What is expected →
Report back every line of the entries that contains "gradient", exactly as written.

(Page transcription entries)
»»

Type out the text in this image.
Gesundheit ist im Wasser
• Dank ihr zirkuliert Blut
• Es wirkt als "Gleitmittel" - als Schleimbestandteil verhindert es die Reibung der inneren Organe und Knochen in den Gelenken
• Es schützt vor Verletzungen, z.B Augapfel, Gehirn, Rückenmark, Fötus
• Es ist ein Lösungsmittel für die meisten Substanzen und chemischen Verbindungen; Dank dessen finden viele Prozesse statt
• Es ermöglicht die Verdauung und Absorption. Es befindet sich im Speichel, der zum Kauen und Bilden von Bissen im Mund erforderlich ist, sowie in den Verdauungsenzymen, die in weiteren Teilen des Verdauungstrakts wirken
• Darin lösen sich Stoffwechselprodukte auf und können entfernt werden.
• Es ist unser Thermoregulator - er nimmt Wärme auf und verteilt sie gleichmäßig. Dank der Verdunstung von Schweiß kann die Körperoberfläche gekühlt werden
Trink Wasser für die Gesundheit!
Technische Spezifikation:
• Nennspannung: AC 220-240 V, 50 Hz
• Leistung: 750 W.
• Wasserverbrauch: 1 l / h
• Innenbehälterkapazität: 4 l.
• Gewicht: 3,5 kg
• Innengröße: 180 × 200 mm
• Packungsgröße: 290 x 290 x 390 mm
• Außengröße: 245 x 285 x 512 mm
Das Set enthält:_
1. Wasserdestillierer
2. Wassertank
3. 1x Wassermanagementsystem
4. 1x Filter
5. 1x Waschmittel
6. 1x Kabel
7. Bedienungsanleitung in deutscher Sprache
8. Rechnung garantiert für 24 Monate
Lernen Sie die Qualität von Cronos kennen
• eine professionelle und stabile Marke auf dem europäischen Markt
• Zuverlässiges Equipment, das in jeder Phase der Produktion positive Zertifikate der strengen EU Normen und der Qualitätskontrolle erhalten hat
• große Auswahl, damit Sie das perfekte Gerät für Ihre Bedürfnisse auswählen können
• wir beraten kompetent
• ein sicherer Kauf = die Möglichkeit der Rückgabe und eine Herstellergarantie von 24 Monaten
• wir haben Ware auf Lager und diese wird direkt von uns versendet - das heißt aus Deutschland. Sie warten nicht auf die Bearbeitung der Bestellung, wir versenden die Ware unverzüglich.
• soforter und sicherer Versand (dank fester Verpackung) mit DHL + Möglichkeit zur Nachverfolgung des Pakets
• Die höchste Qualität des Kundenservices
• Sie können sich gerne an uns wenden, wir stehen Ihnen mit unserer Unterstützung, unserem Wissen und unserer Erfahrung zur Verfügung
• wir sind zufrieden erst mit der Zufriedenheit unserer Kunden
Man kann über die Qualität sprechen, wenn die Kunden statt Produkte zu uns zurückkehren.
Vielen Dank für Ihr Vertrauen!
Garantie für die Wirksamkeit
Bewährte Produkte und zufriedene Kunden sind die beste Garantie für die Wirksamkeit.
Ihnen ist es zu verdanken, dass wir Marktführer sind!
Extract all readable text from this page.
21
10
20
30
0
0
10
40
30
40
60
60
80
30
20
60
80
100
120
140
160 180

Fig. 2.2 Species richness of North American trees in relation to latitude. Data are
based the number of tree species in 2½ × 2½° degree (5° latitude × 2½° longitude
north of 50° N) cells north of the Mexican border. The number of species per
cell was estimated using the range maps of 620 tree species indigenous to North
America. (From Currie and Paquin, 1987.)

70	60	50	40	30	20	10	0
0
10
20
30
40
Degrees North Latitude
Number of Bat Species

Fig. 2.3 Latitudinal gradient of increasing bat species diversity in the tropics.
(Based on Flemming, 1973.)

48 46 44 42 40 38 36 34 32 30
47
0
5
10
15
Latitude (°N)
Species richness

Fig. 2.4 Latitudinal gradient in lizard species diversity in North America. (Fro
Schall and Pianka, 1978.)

««

Reply →
Fig. 2.3 Latitudinal gradient of increasing bat species diversity in the tropics.
Fig. 2.4 Latitudinal gradient in lizard species diversity in North America. (Fro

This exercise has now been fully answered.